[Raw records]

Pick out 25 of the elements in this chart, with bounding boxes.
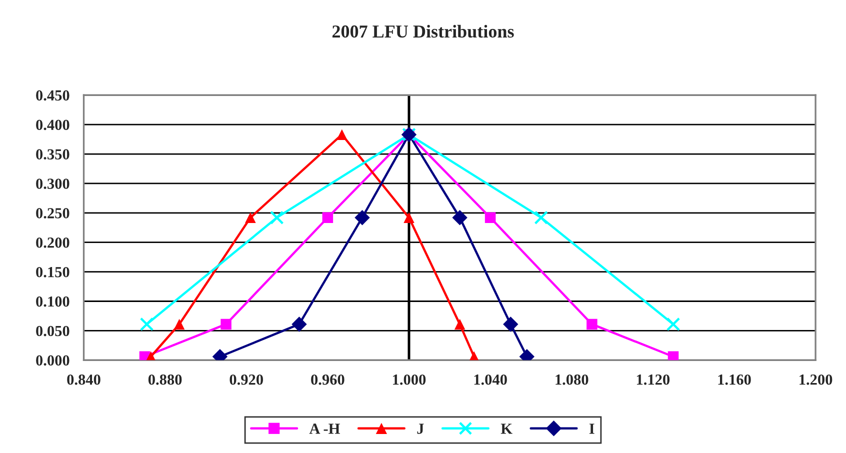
x-tick-label: 1.040 — [474, 374, 507, 385]
y-tick-label: 0.200 — [36, 237, 70, 248]
y-tick-label: 0.400 — [36, 120, 70, 130]
legend-label: J — [417, 424, 424, 434]
y-tick-label: 0.300 — [36, 178, 70, 189]
y-tick-label: 0.350 — [36, 149, 70, 160]
x-tick-label: 0.840 — [67, 374, 100, 385]
x-tick-label: 0.920 — [230, 374, 263, 385]
y-tick-label: 0.100 — [36, 296, 70, 307]
legend-label: A -H — [309, 424, 340, 434]
y-tick-label: 0.250 — [36, 208, 70, 218]
x-tick-label: 1.160 — [718, 374, 751, 385]
chart-title: 2007 LFU Distributions — [332, 24, 514, 38]
x-tick-label: 0.960 — [311, 374, 344, 385]
y-tick-label: 0.000 — [36, 355, 70, 366]
y-tick-label: 0.150 — [36, 266, 70, 278]
x-tick-label: 1.120 — [636, 374, 670, 385]
x-tick-label: 0.880 — [148, 374, 182, 385]
x-tick-label: 1.000 — [393, 374, 426, 385]
legend-label: I — [589, 424, 594, 434]
legend-label: K — [500, 424, 512, 434]
x-tick-label: 1.080 — [556, 374, 588, 385]
y-tick-label: 0.450 — [36, 90, 70, 101]
x-tick-label: 1.200 — [800, 374, 832, 385]
y-tick-label: 0.050 — [36, 326, 70, 336]
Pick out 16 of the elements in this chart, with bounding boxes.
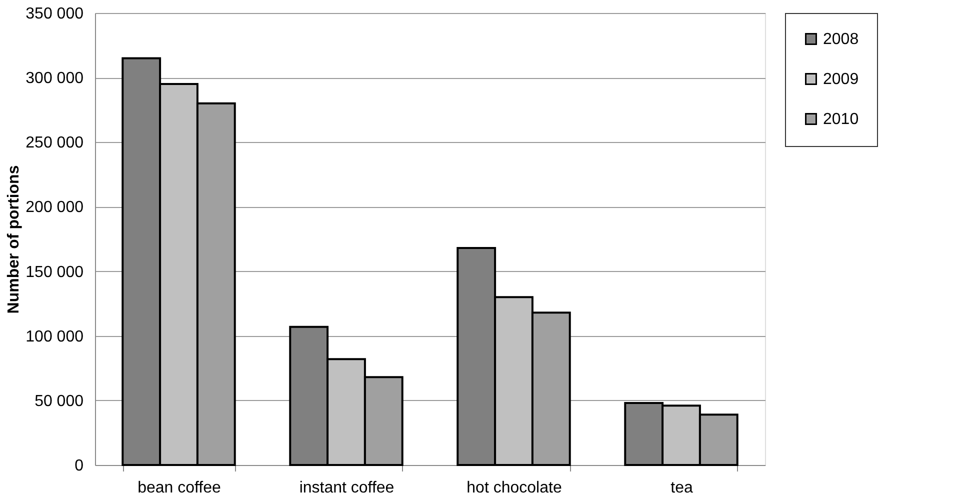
y-tick-label: 100 000: [26, 328, 84, 346]
x-tick-label: bean coffee: [138, 480, 222, 494]
legend-label: 2010: [823, 111, 859, 128]
y-tick-label: 50 000: [34, 392, 84, 410]
y-tick-label: 250 000: [26, 134, 84, 152]
x-tick-label: instant coffee: [299, 480, 394, 494]
x-tick-label: tea: [670, 480, 693, 494]
y-tick-label: 350 000: [26, 6, 84, 22]
y-tick-label: 200 000: [26, 199, 84, 216]
y-axis-title: Number of portions: [6, 165, 23, 314]
legend-label: 2009: [823, 71, 859, 88]
y-tick-label: 300 000: [26, 70, 84, 88]
y-tick-label: 150 000: [26, 264, 84, 281]
x-tick-label: hot chocolate: [466, 480, 562, 494]
legend-label: 2008: [823, 31, 859, 48]
y-tick-label: 0: [74, 458, 84, 474]
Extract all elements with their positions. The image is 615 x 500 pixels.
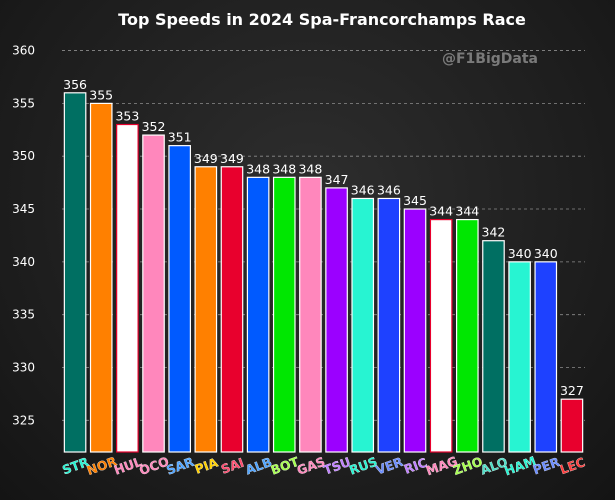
- x-tick-label: SAI: [219, 455, 246, 477]
- bar-str: [63, 92, 87, 453]
- bar-ham: [508, 261, 531, 453]
- value-label: 327: [560, 383, 584, 398]
- bar-hul: [116, 123, 139, 453]
- y-tick-label: 325: [12, 413, 35, 427]
- bar-ric: [403, 208, 427, 453]
- bar-sar: [168, 145, 191, 453]
- value-label: 340: [508, 246, 532, 261]
- value-label: 346: [377, 182, 401, 197]
- bar-per: [534, 261, 558, 453]
- x-tick-label: VER: [374, 454, 406, 478]
- grid-layer: 325 330 335 340 345 350 355 360: [12, 44, 585, 427]
- x-tick-label: PIA: [193, 455, 221, 477]
- bar-nor: [89, 102, 113, 453]
- value-label: 351: [168, 130, 192, 145]
- bar-lec: [560, 398, 584, 453]
- value-label: 352: [142, 119, 166, 134]
- value-label: 347: [325, 172, 349, 187]
- y-tick-label: 330: [12, 360, 35, 374]
- y-tick-label: 340: [12, 255, 35, 269]
- value-label: 345: [403, 193, 427, 208]
- value-label: 348: [298, 161, 322, 176]
- watermark-text: @F1BigData: [442, 51, 538, 67]
- bar-mag: [429, 218, 453, 453]
- y-tick-label: 350: [12, 149, 35, 163]
- x-tick-label: SAR: [164, 454, 196, 478]
- value-label: 349: [220, 151, 244, 166]
- value-label: 344: [429, 204, 453, 219]
- x-tick-label: LEC: [558, 454, 587, 477]
- value-label: 349: [194, 151, 218, 166]
- value-label: 344: [455, 204, 479, 219]
- bar-ver: [377, 197, 401, 453]
- y-tick-label: 360: [12, 44, 35, 58]
- x-tick-label: PER: [531, 454, 562, 478]
- y-tick-label: 335: [12, 308, 35, 322]
- bar-alo: [482, 240, 505, 453]
- label-layer: 356STR355NOR353HUL352OCO351SAR349PIA349S…: [60, 77, 587, 479]
- bar-oco: [142, 134, 165, 453]
- value-label: 346: [351, 182, 375, 197]
- y-tick-label: 355: [12, 96, 35, 110]
- bar-tsu: [325, 187, 348, 453]
- value-label: 355: [89, 87, 113, 102]
- value-label: 348: [272, 161, 296, 176]
- bar-rus: [351, 197, 375, 453]
- value-label: 353: [115, 109, 139, 124]
- value-label: 342: [482, 225, 506, 240]
- value-label: 356: [63, 77, 87, 92]
- bar-bot: [272, 176, 296, 453]
- bar-layer: [63, 92, 584, 453]
- value-label: 340: [534, 246, 558, 261]
- value-label: 348: [246, 161, 270, 176]
- bar-alb: [246, 176, 270, 453]
- bar-zho: [456, 218, 479, 453]
- chart-title: Top Speeds in 2024 Spa-Francorchamps Rac…: [118, 10, 526, 29]
- bar-sai: [220, 166, 244, 453]
- bar-gas: [299, 176, 322, 453]
- bar-pia: [194, 166, 218, 453]
- y-tick-label: 345: [12, 202, 35, 216]
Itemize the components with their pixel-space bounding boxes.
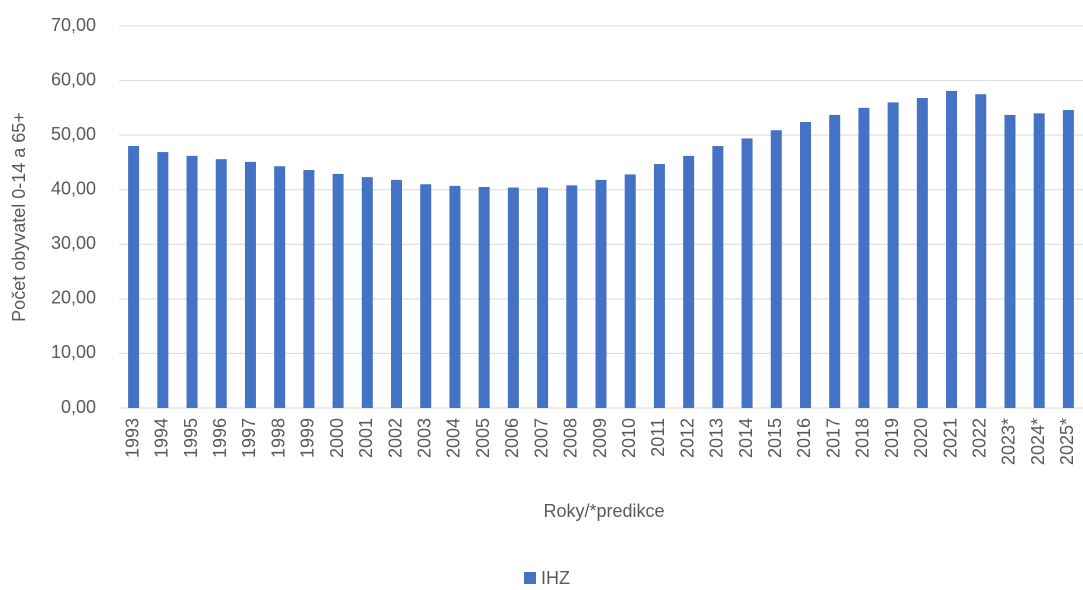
bar <box>946 90 958 408</box>
y-tick-label: 50,00 <box>51 124 96 144</box>
x-tick-label: 2024* <box>1028 418 1048 465</box>
bar <box>449 185 461 408</box>
bar <box>391 179 403 408</box>
x-tick-label: 1997 <box>239 418 259 458</box>
x-tick-label: 2013 <box>707 418 727 458</box>
bar <box>186 155 198 408</box>
x-tick-label: 2000 <box>327 418 347 458</box>
x-tick-label: 1994 <box>152 418 172 458</box>
y-tick-label: 30,00 <box>51 233 96 253</box>
legend-swatch <box>524 572 536 584</box>
y-tick-label: 10,00 <box>51 342 96 362</box>
bar <box>537 187 549 408</box>
x-tick-label: 2021 <box>940 418 960 458</box>
bar <box>157 152 169 408</box>
bar <box>887 102 899 409</box>
x-tick-label: 2011 <box>648 418 668 457</box>
bar <box>683 155 695 408</box>
bar <box>624 174 636 408</box>
x-tick-label: 2006 <box>502 418 522 458</box>
x-tick-label: 2001 <box>356 418 376 458</box>
bar <box>975 94 987 408</box>
bar <box>1004 114 1016 409</box>
x-tick-label: 2003 <box>414 418 434 458</box>
x-tick-label: 2023* <box>999 418 1019 465</box>
bar <box>128 146 140 409</box>
bar <box>1033 113 1045 409</box>
x-tick-label: 2015 <box>765 418 785 458</box>
x-tick-label: 2005 <box>473 418 493 458</box>
x-tick-label: 2014 <box>736 418 756 458</box>
bar <box>478 186 490 408</box>
bar <box>507 187 519 408</box>
x-tick-label: 2017 <box>823 418 843 458</box>
x-tick-label: 2012 <box>677 418 697 458</box>
bar <box>244 161 256 408</box>
bar <box>712 146 724 409</box>
x-tick-label: 2007 <box>531 418 551 458</box>
x-tick-label: 2022 <box>970 418 990 458</box>
x-axis-title: Roky/*predikce <box>543 501 664 521</box>
bar <box>858 107 870 408</box>
bar <box>829 114 841 409</box>
bar <box>595 179 607 408</box>
x-tick-label: 1998 <box>268 418 288 458</box>
bar <box>799 122 811 408</box>
x-tick-label: 2009 <box>590 418 610 458</box>
y-tick-label: 60,00 <box>51 69 96 89</box>
bar <box>361 177 373 408</box>
x-tick-label: 2019 <box>882 418 902 458</box>
bar <box>215 159 227 408</box>
bar <box>420 184 432 408</box>
x-tick-label: 2004 <box>444 418 464 458</box>
bar <box>332 173 344 408</box>
x-tick-label: 2002 <box>385 418 405 458</box>
x-tick-label: 1995 <box>181 418 201 458</box>
bar <box>303 170 315 408</box>
y-tick-label: 70,00 <box>51 15 96 35</box>
y-tick-label: 0,00 <box>61 397 96 417</box>
bar <box>741 138 753 408</box>
x-tick-label: 2025* <box>1057 418 1077 465</box>
x-tick-label: 2008 <box>561 418 581 458</box>
x-tick-label: 2010 <box>619 418 639 458</box>
bar <box>1062 110 1074 408</box>
x-tick-label: 1999 <box>298 418 318 458</box>
x-tick-label: 2020 <box>911 418 931 458</box>
bar <box>916 98 928 408</box>
y-axis-title: Počet obyvatel 0-14 a 65+ <box>9 112 29 322</box>
x-tick-label: 1993 <box>122 418 142 458</box>
x-tick-label: 2016 <box>794 418 814 458</box>
bar <box>770 130 782 408</box>
legend-label: IHZ <box>541 568 570 588</box>
bar <box>566 185 578 408</box>
x-tick-label: 1996 <box>210 418 230 458</box>
y-tick-label: 40,00 <box>51 178 96 198</box>
y-tick-label: 20,00 <box>51 288 96 308</box>
bar <box>653 164 665 408</box>
bar <box>274 166 286 408</box>
x-tick-label: 2018 <box>853 418 873 458</box>
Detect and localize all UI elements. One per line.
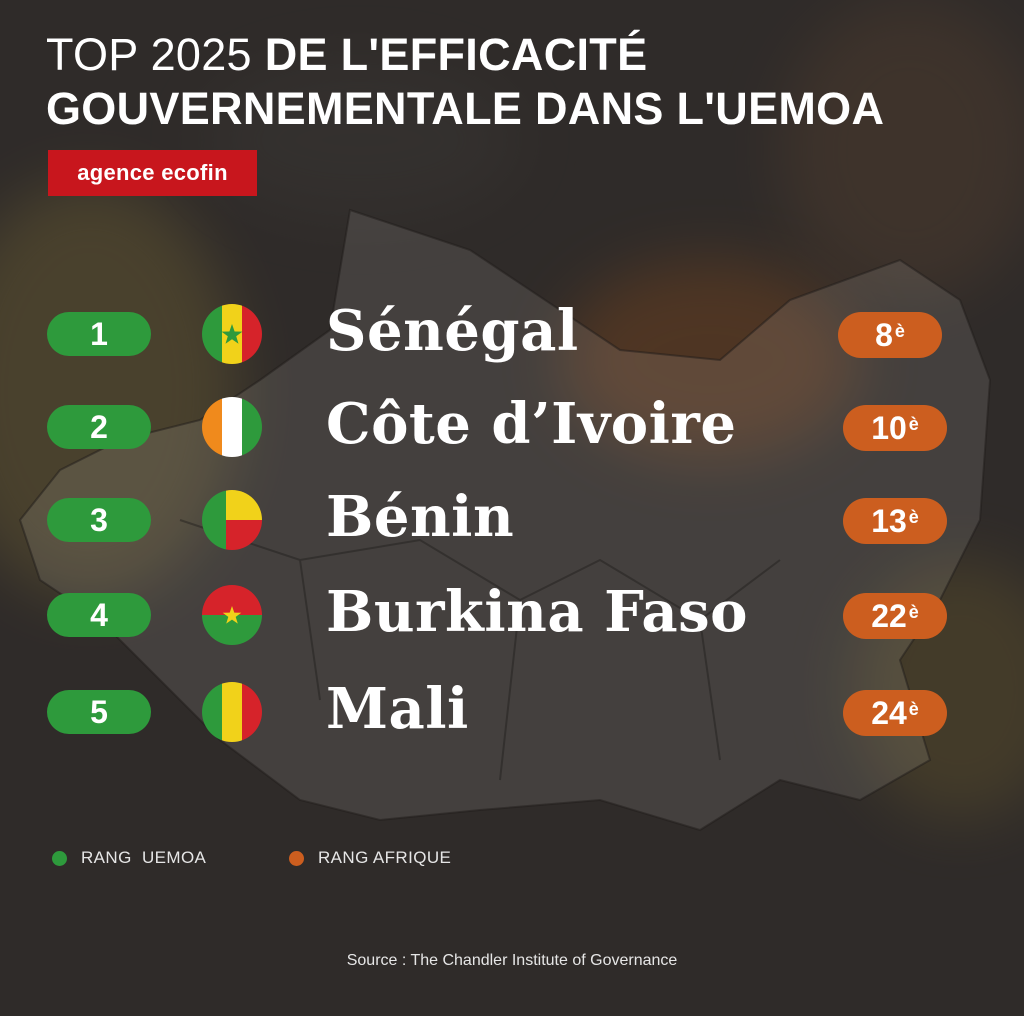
cote-divoire-flag-icon	[202, 397, 262, 457]
rank-suffix: è	[908, 698, 919, 719]
senegal-flag-icon	[202, 304, 262, 364]
green-dot-icon	[52, 850, 67, 866]
uemoa-rank-badge: 4	[47, 593, 151, 637]
ranking-row: 3 Bénin 13 è	[0, 484, 1024, 552]
mali-flag-icon	[202, 682, 262, 742]
rank-suffix: è	[908, 601, 919, 622]
source-credit: Source : The Chandler Institute of Gover…	[346, 952, 678, 969]
africa-rank-badge: 13 è	[843, 498, 947, 544]
africa-rank-badge: 10 è	[843, 405, 947, 451]
legend-afrique: RANG AFRIQUE	[289, 848, 451, 868]
title-bold-line2: GOUVERNEMENTALE DANS L'UEMOA	[46, 83, 885, 134]
country-name: Côte d’Ivoire	[326, 391, 737, 457]
country-name: Bénin	[326, 484, 515, 550]
uemoa-rank-badge: 3	[47, 498, 151, 542]
africa-rank-value: 8	[875, 316, 893, 353]
burkina-faso-flag-icon	[202, 585, 262, 645]
africa-rank-value: 10	[871, 409, 907, 446]
country-name: Sénégal	[326, 298, 579, 364]
legend-uemoa-label: RANG UEMOA	[81, 848, 207, 867]
agence-ecofin-logo: agence ecofin	[48, 150, 257, 196]
orange-dot-icon	[289, 850, 304, 866]
africa-rank-badge: 24 è	[843, 690, 947, 736]
uemoa-rank-badge: 1	[47, 312, 151, 356]
ranking-row: 2 Côte d’Ivoire 10 è	[0, 391, 1024, 459]
uemoa-rank-badge: 2	[47, 405, 151, 449]
rank-suffix: è	[908, 413, 919, 434]
country-name: Burkina Faso	[326, 579, 748, 645]
rank-suffix: è	[908, 506, 919, 527]
africa-rank-value: 13	[871, 502, 907, 539]
legend-afrique-label: RANG AFRIQUE	[318, 848, 452, 867]
country-name: Mali	[326, 676, 469, 742]
title-bold-line1: DE L'EFFICACITÉ	[264, 29, 648, 80]
africa-rank-value: 22	[871, 597, 907, 634]
rank-suffix: è	[894, 320, 905, 341]
africa-rank-badge: 22 è	[843, 593, 947, 639]
ranking-row: 5 Mali 24 è	[0, 676, 1024, 744]
benin-flag-icon	[202, 490, 262, 550]
legend-uemoa: RANG UEMOA	[52, 848, 206, 868]
africa-rank-value: 24	[871, 694, 907, 731]
page-title: TOP 2025 DE L'EFFICACITÉ GOUVERNEMENTALE…	[46, 29, 885, 134]
ranking-row: 4 Burkina Faso 22 è	[0, 579, 1024, 647]
uemoa-rank-badge: 5	[47, 690, 151, 734]
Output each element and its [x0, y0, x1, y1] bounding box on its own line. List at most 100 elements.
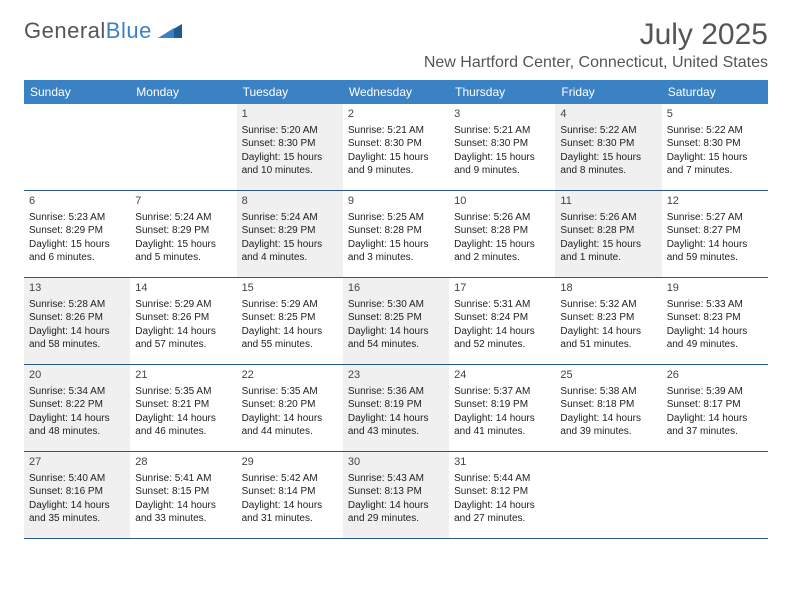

- _Short exercise_
Output the lines of the entries exactly, starting with the line that contains "397, 262, 457]" and ending with the line that contains "29, 648, 80]", both included.

- _Answer to the task_
cote-divoire-flag-icon	[202, 397, 262, 457]
rank-suffix: è	[908, 698, 919, 719]
senegal-flag-icon	[202, 304, 262, 364]
green-dot-icon	[52, 850, 67, 866]
uemoa-rank-badge: 4	[47, 593, 151, 637]
ranking-row: 3 Bénin 13 è	[0, 484, 1024, 552]
mali-flag-icon	[202, 682, 262, 742]
rank-suffix: è	[908, 601, 919, 622]
source-credit: Source : The Chandler Institute of Gover…	[346, 952, 678, 969]
africa-rank-badge: 13 è	[843, 498, 947, 544]
africa-rank-badge: 10 è	[843, 405, 947, 451]
legend-afrique: RANG AFRIQUE	[289, 848, 451, 868]
title-bold-line2: GOUVERNEMENTALE DANS L'UEMOA	[46, 83, 885, 134]
country-name: Côte d’Ivoire	[326, 391, 737, 457]
country-name: Bénin	[326, 484, 515, 550]
uemoa-rank-badge: 3	[47, 498, 151, 542]
africa-rank-value: 8	[875, 316, 893, 353]
burkina-faso-flag-icon	[202, 585, 262, 645]
africa-rank-value: 10	[871, 409, 907, 446]
country-name: Sénégal	[326, 298, 579, 364]
legend-uemoa-label: RANG UEMOA	[81, 848, 207, 867]
agence-ecofin-logo: agence ecofin	[48, 150, 257, 196]
orange-dot-icon	[289, 850, 304, 866]
africa-rank-badge: 24 è	[843, 690, 947, 736]
uemoa-rank-badge: 1	[47, 312, 151, 356]
ranking-row: 2 Côte d’Ivoire 10 è	[0, 391, 1024, 459]
uemoa-rank-badge: 2	[47, 405, 151, 449]
rank-suffix: è	[908, 413, 919, 434]
country-name: Burkina Faso	[326, 579, 748, 645]
rank-suffix: è	[908, 506, 919, 527]
africa-rank-value: 13	[871, 502, 907, 539]
legend-afrique-label: RANG AFRIQUE	[318, 848, 452, 867]
country-name: Mali	[326, 676, 469, 742]
title-bold-line1: DE L'EFFICACITÉ	[264, 29, 648, 80]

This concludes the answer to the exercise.